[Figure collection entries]

**********

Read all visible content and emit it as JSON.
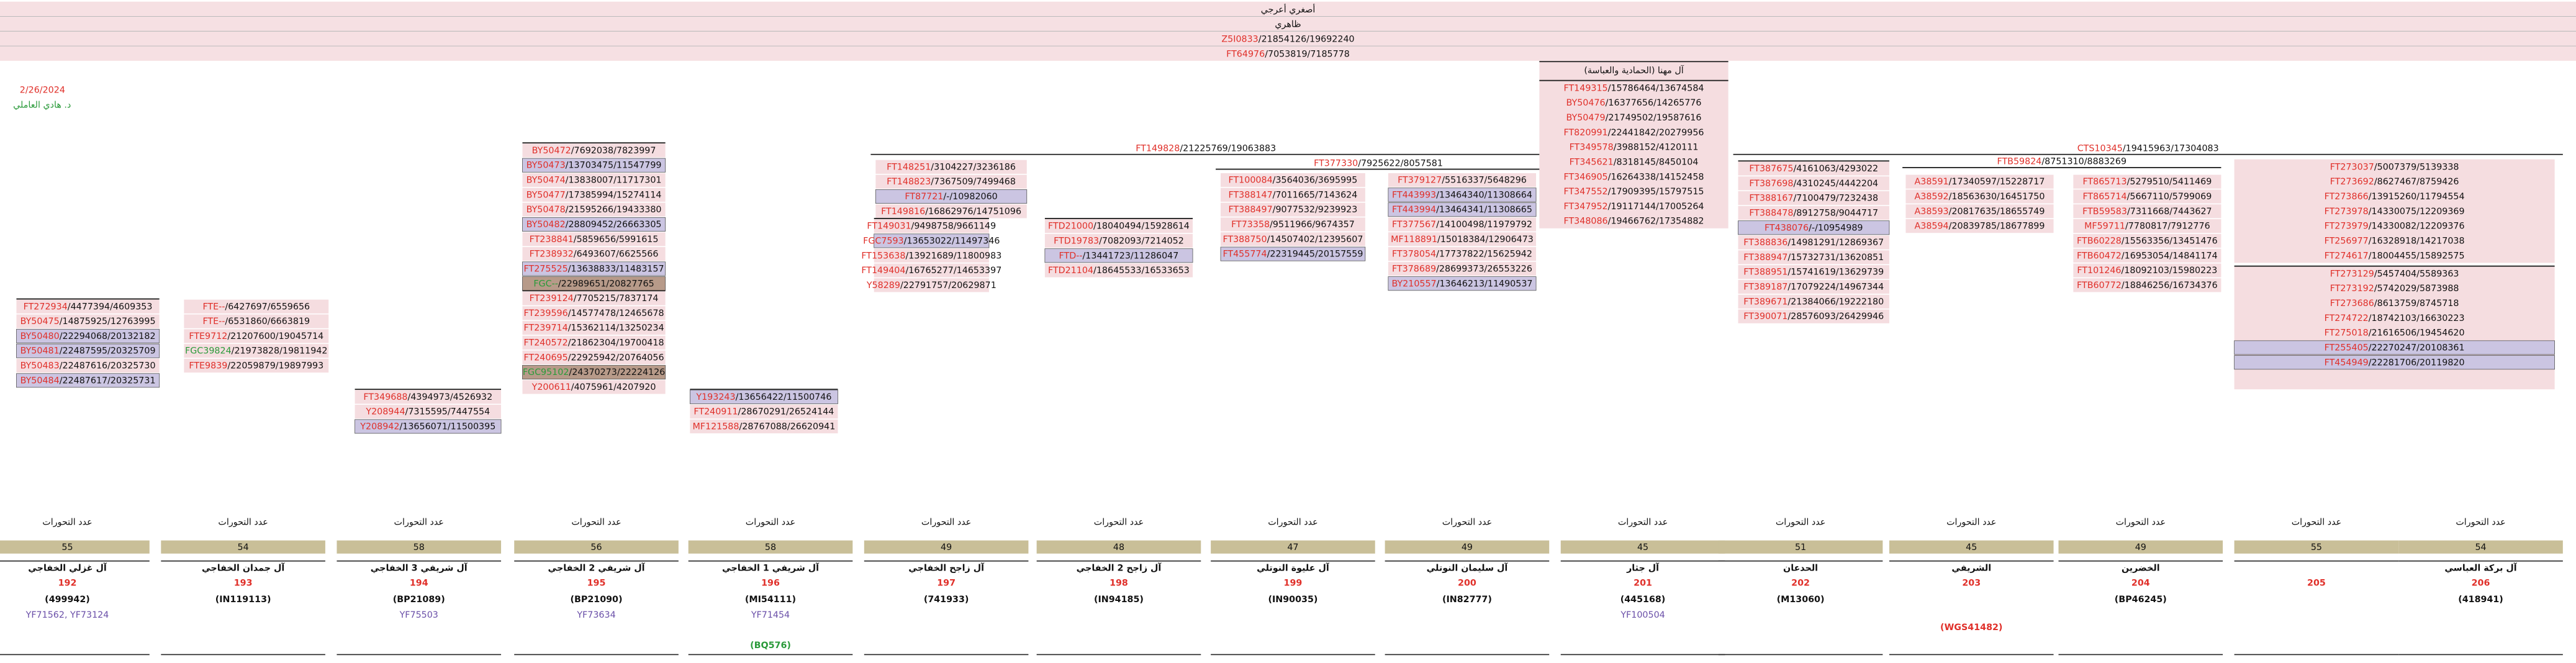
{
  "header": {
    "title": "أصغري أعرجي",
    "subtitle": "ظاهري",
    "rows": [
      {
        "code": "Z5I0833",
        "pos": "/21854126/19692240"
      },
      {
        "code": "FT64976",
        "pos": "/7053819/7185778"
      }
    ]
  },
  "date": "2/26/2024",
  "author": "د. هادي العاملي",
  "headers": [
    {
      "code": "FT149828",
      "pos": "/21225769/19063883"
    },
    {
      "code": "FT377330",
      "pos": "/7925622/8057581"
    },
    {
      "code": "CTS10345",
      "pos": "/19415963/17304083"
    },
    {
      "code": "FTB59824",
      "pos": "/8751310/8883269"
    }
  ],
  "blocks": [
    {
      "entries": [
        {
          "code": "FT272934",
          "pos": "/4477394/4609353",
          "bg": "pink"
        },
        {
          "code": "BY50475",
          "pos": "/14875925/12763995",
          "bg": "pink"
        },
        {
          "code": "BY50480",
          "pos": "/22294068/20132182",
          "bg": "purple"
        },
        {
          "code": "BY50481",
          "pos": "/22487595/20325709",
          "bg": "purple"
        },
        {
          "code": "BY50483",
          "pos": "/22487616/20325730",
          "bg": "pink"
        },
        {
          "code": "BY50484",
          "pos": "/22487617/20325731",
          "bg": "purple"
        }
      ]
    },
    {
      "entries": [
        {
          "code": "FTE--",
          "pos": "/6427697/6559656",
          "bg": "pink"
        },
        {
          "code": "FTE--",
          "pos": "/6531860/6663819",
          "bg": "pink"
        },
        {
          "code": "FTE9712",
          "pos": "/21207600/19045714",
          "bg": "pink"
        },
        {
          "code": "FGC39824",
          "pos": "/21973828/19811942",
          "bg": "pink",
          "code_color": "green"
        },
        {
          "code": "FTE9839",
          "pos": "/22059879/19897993",
          "bg": "pink"
        }
      ]
    },
    {
      "entries": [
        {
          "code": "FT349688",
          "pos": "/4394973/4526932",
          "bg": "pink"
        },
        {
          "code": "Y208944",
          "pos": "/7315595/7447554",
          "bg": "pink"
        },
        {
          "code": "Y208942",
          "pos": "/13656071/11500395",
          "bg": "purple"
        }
      ]
    },
    {
      "entries": [
        {
          "code": "BY50472",
          "pos": "/7692038/7823997",
          "bg": "pink"
        },
        {
          "code": "BY50473",
          "pos": "/13703475/11547799",
          "bg": "purple"
        },
        {
          "code": "BY50474",
          "pos": "/13838007/11717301",
          "bg": "pink"
        },
        {
          "code": "BY50477",
          "pos": "/17385994/15274114",
          "bg": "pink"
        },
        {
          "code": "BY50478",
          "pos": "/21595266/19433380",
          "bg": "pink"
        },
        {
          "code": "BY50482",
          "pos": "/28809452/26663305",
          "bg": "purple"
        },
        {
          "code": "FT238841",
          "pos": "/5859656/5991615",
          "bg": "pink"
        },
        {
          "code": "FT238932",
          "pos": "/6493607/6625566",
          "bg": "pink"
        },
        {
          "code": "FT275525",
          "pos": "/13638833/11483157",
          "bg": "purple"
        },
        {
          "code": "FGC--",
          "pos": "/22989651/20827765",
          "bg": "dark",
          "code_color": "green"
        }
      ]
    },
    {
      "entries": [
        {
          "code": "FT239124",
          "pos": "/7705215/7837174",
          "bg": "pink"
        },
        {
          "code": "FT239596",
          "pos": "/14577478/12465678",
          "bg": "pink"
        },
        {
          "code": "FT239714",
          "pos": "/15362114/13250234",
          "bg": "pink"
        },
        {
          "code": "FT240572",
          "pos": "/21862304/19700418",
          "bg": "pink"
        },
        {
          "code": "FT240695",
          "pos": "/22925942/20764056",
          "bg": "pink"
        },
        {
          "code": "FGC95102",
          "pos": "/24370273/22224126",
          "bg": "dark",
          "code_color": "green"
        },
        {
          "code": "Y200611",
          "pos": "/4075961/4207920",
          "bg": "pink"
        }
      ]
    },
    {
      "entries": [
        {
          "code": "Y193243",
          "pos": "/13656422/11500746",
          "bg": "purple"
        },
        {
          "code": "FT240911",
          "pos": "/28670291/26524144",
          "bg": "pink"
        },
        {
          "code": "MF121588",
          "pos": "/28767088/26620941",
          "bg": "pink"
        }
      ]
    },
    {
      "entries": [
        {
          "code": "FT148251",
          "pos": "/3104227/3236186",
          "bg": "pink"
        },
        {
          "code": "FT148823",
          "pos": "/7367509/7499468",
          "bg": "pink"
        },
        {
          "code": "FT87721",
          "pos": "/-/10982060",
          "bg": "purple"
        },
        {
          "code": "FT149816",
          "pos": "/16862976/14751096",
          "bg": "pink"
        }
      ]
    },
    {
      "entries": [
        {
          "code": "FT149031",
          "pos": "/9498758/9661149",
          "bg": "pink"
        },
        {
          "code": "FGC7593",
          "pos": "/13653022/11497346",
          "bg": "purple"
        },
        {
          "code": "FT153638",
          "pos": "/13921689/11800983",
          "bg": "pink"
        },
        {
          "code": "FT149404",
          "pos": "/16765277/14653397",
          "bg": "pink"
        },
        {
          "code": "Y58289",
          "pos": "/22791757/20629871",
          "bg": "pink"
        }
      ]
    },
    {
      "entries": [
        {
          "code": "FTD21000",
          "pos": "/18040494/15928614",
          "bg": "pink"
        },
        {
          "code": "FTD19783",
          "pos": "/7082093/7214052",
          "bg": "pink"
        },
        {
          "code": "FTD--",
          "pos": "/13441723/11286047",
          "bg": "purple"
        },
        {
          "code": "FTD21104",
          "pos": "/18645533/16533653",
          "bg": "pink"
        }
      ]
    },
    {
      "entries": [
        {
          "code": "FT100084",
          "pos": "/3564036/3695995",
          "bg": "pink"
        },
        {
          "code": "FT388147",
          "pos": "/7011665/7143624",
          "bg": "pink"
        },
        {
          "code": "FT388497",
          "pos": "/9077532/9239923",
          "bg": "pink"
        },
        {
          "code": "FT73358",
          "pos": "/9511966/9674357",
          "bg": "pink"
        },
        {
          "code": "FT388750",
          "pos": "/14507402/12395607",
          "bg": "pink"
        },
        {
          "code": "FT455774",
          "pos": "/22319445/20157559",
          "bg": "purple"
        }
      ]
    },
    {
      "entries": [
        {
          "code": "FT379127",
          "pos": "/5516337/5648296",
          "bg": "pink"
        },
        {
          "code": "FT443993",
          "pos": "/13464340/11308664",
          "bg": "purple"
        },
        {
          "code": "FT443994",
          "pos": "/13464341/11308665",
          "bg": "purple"
        },
        {
          "code": "FT377567",
          "pos": "/14100498/11979792",
          "bg": "pink"
        },
        {
          "code": "MF118891",
          "pos": "/15018384/12906473",
          "bg": "pink"
        },
        {
          "code": "FT378054",
          "pos": "/17737822/15625942",
          "bg": "pink"
        },
        {
          "code": "FT378689",
          "pos": "/28699373/26553226",
          "bg": "pink"
        },
        {
          "code": "BY210557",
          "pos": "/13646213/11490537",
          "bg": "purple"
        }
      ]
    },
    {
      "title": "آل مهنا (الحمادية والعباسة)",
      "entries": [
        {
          "code": "FT149315",
          "pos": "/15786464/13674584",
          "bg": "pink"
        },
        {
          "code": "BY50476",
          "pos": "/16377656/14265776",
          "bg": "pink"
        },
        {
          "code": "BY50479",
          "pos": "/21749502/19587616",
          "bg": "pink"
        },
        {
          "code": "FT820991",
          "pos": "/22441842/20279956",
          "bg": "pink"
        },
        {
          "code": "FT349578",
          "pos": "/3988152/4120111",
          "bg": "pink"
        },
        {
          "code": "FT345621",
          "pos": "/8318145/8450104",
          "bg": "pink"
        },
        {
          "code": "FT346905",
          "pos": "/16264338/14152458",
          "bg": "pink"
        },
        {
          "code": "FT347552",
          "pos": "/17909395/15797515",
          "bg": "pink"
        },
        {
          "code": "FT347952",
          "pos": "/19117144/17005264",
          "bg": "pink"
        },
        {
          "code": "FT348086",
          "pos": "/19466762/17354882",
          "bg": "pink"
        }
      ]
    },
    {
      "entries": [
        {
          "code": "FT387675",
          "pos": "/4161063/4293022",
          "bg": "pink"
        },
        {
          "code": "FT387698",
          "pos": "/4310245/4442204",
          "bg": "pink"
        },
        {
          "code": "FT388167",
          "pos": "/7100479/7232438",
          "bg": "pink"
        },
        {
          "code": "FT388478",
          "pos": "/8912758/9044717",
          "bg": "pink"
        },
        {
          "code": "FT438076",
          "pos": "/-/10954989",
          "bg": "purple"
        },
        {
          "code": "FT388836",
          "pos": "/14981291/12869367",
          "bg": "pink"
        },
        {
          "code": "FT388947",
          "pos": "/15732731/13620851",
          "bg": "pink"
        },
        {
          "code": "FT388951",
          "pos": "/15741619/13629739",
          "bg": "pink"
        },
        {
          "code": "FT389187",
          "pos": "/17079224/14967344",
          "bg": "pink"
        },
        {
          "code": "FT389671",
          "pos": "/21384066/19222180",
          "bg": "pink"
        },
        {
          "code": "FT390071",
          "pos": "/28576093/26429946",
          "bg": "pink"
        }
      ]
    },
    {
      "entries": [
        {
          "code": "A38591",
          "pos": "/17340597/15228717",
          "bg": "pink"
        },
        {
          "code": "A38592",
          "pos": "/18563630/16451750",
          "bg": "pink"
        },
        {
          "code": "A38593",
          "pos": "/20817635/18655749",
          "bg": "pink"
        },
        {
          "code": "A38594",
          "pos": "/20839785/18677899",
          "bg": "pink"
        }
      ]
    },
    {
      "entries": [
        {
          "code": "FT865713",
          "pos": "/5279510/5411469",
          "bg": "pink"
        },
        {
          "code": "FT865714",
          "pos": "/5667110/5799069",
          "bg": "pink"
        },
        {
          "code": "FTB59583",
          "pos": "/7311668/7443627",
          "bg": "pink"
        },
        {
          "code": "MF59711",
          "pos": "/7780817/7912776",
          "bg": "pink"
        },
        {
          "code": "FTB60228",
          "pos": "/15563356/13451476",
          "bg": "pink"
        },
        {
          "code": "FTB60472",
          "pos": "/16953054/14841174",
          "bg": "pink"
        },
        {
          "code": "FT101246",
          "pos": "/18092103/15980223",
          "bg": "pink"
        },
        {
          "code": "FTB60772",
          "pos": "/18846256/16734376",
          "bg": "pink"
        }
      ]
    },
    {
      "entries": [
        {
          "code": "FT273037",
          "pos": "/5007379/5139338",
          "bg": "pink"
        },
        {
          "code": "FT273692",
          "pos": "/8627467/8759426",
          "bg": "pink"
        },
        {
          "code": "FT273866",
          "pos": "/13915260/11794554",
          "bg": "pink"
        },
        {
          "code": "FT273978",
          "pos": "/14330075/12209369",
          "bg": "pink"
        },
        {
          "code": "FT273979",
          "pos": "/14330082/12209376",
          "bg": "pink"
        },
        {
          "code": "FT256977",
          "pos": "/16328918/14217038",
          "bg": "pink"
        },
        {
          "code": "FT274617",
          "pos": "/18004455/15892575",
          "bg": "pink"
        }
      ]
    },
    {
      "entries": [
        {
          "code": "FT273129",
          "pos": "/5457404/5589363",
          "bg": "pink"
        },
        {
          "code": "FT273192",
          "pos": "/5742029/5873988",
          "bg": "pink"
        },
        {
          "code": "FT273686",
          "pos": "/8613759/8745718",
          "bg": "pink"
        },
        {
          "code": "FT274722",
          "pos": "/18742103/16630223",
          "bg": "pink"
        },
        {
          "code": "FT275018",
          "pos": "/21616506/19454620",
          "bg": "pink"
        },
        {
          "code": "FT255405",
          "pos": "/22270247/20108361",
          "bg": "purple"
        },
        {
          "code": "FT454949",
          "pos": "/22281706/20119820",
          "bg": "purple"
        }
      ]
    }
  ],
  "columns_label": "عدد التحورات",
  "columns": [
    {
      "count": 55,
      "name": "آل غزلي الخفاجي",
      "number": 192,
      "code": "(499942)",
      "snps": "YF71562, YF73124"
    },
    {
      "count": 54,
      "name": "آل جمدان الخفاجي",
      "number": 193,
      "code": "(IN119113)"
    },
    {
      "count": 58,
      "name": "آل شريفي 3 الخفاجي",
      "number": 194,
      "code": "(BP21089)",
      "snps": "YF75503"
    },
    {
      "count": 56,
      "name": "آل شريفي 2 الخفاجي",
      "number": 195,
      "code": "(BP21090)",
      "snps": "YF73634"
    },
    {
      "count": 58,
      "name": "آل شريفي 1 الخفاجي",
      "number": 196,
      "code": "(MI54111)",
      "snps": "YF71454",
      "extra": "(BQ576)",
      "extra_color": "green"
    },
    {
      "count": 49,
      "name": "آل زاجح الخفاجي",
      "number": 197,
      "code": "(741933)"
    },
    {
      "count": 48,
      "name": "آل زاجح 2 الخفاجي",
      "number": 198,
      "code": "(IN94185)"
    },
    {
      "count": 47,
      "name": "آل عليوة النوتلي",
      "number": 199,
      "code": "(IN90035)"
    },
    {
      "count": 49,
      "name": "آل سليمان النوتلي",
      "number": 200,
      "code": "(IN82777)"
    },
    {
      "count": 45,
      "name": "آل جثار",
      "number": 201,
      "code": "(445168)",
      "snps": "YF100504"
    },
    {
      "count": 51,
      "name": "الحدعان",
      "number": 202,
      "code": "(M13060)"
    },
    {
      "count": 45,
      "name": "الشريفي",
      "number": 203,
      "extra": "(WGS41482)",
      "extra_color": "red"
    },
    {
      "count": 49,
      "name": "الخضرين",
      "number": 204,
      "code": "(BP46245)"
    },
    {
      "count": 55,
      "number": 205
    },
    {
      "count": 54,
      "name": "آل بركة العباسي",
      "number": 206,
      "code": "(418941)"
    }
  ]
}
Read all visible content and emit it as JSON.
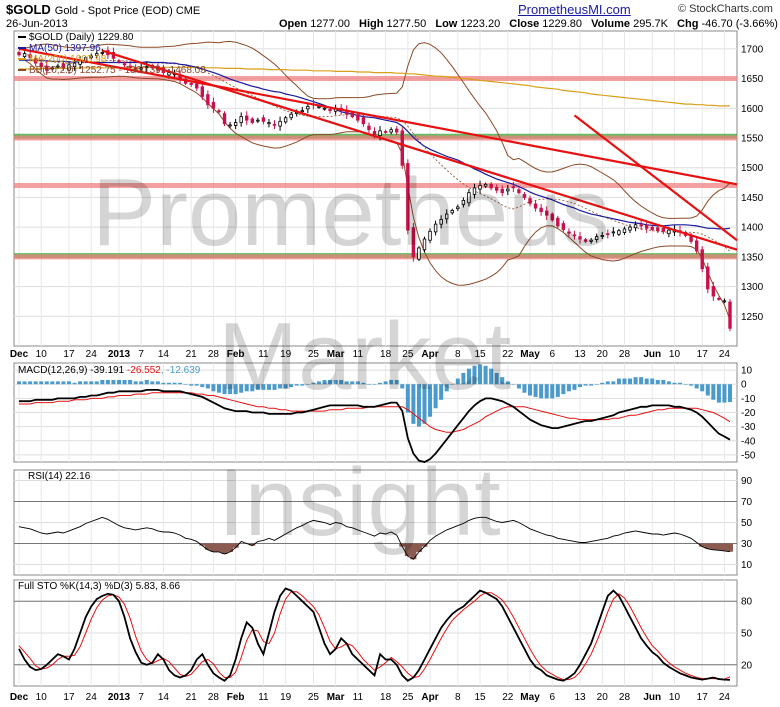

**********

Report how many lines in the data include the word "الخفاجي", and give nothing but the count.

Solution for this problem :: 7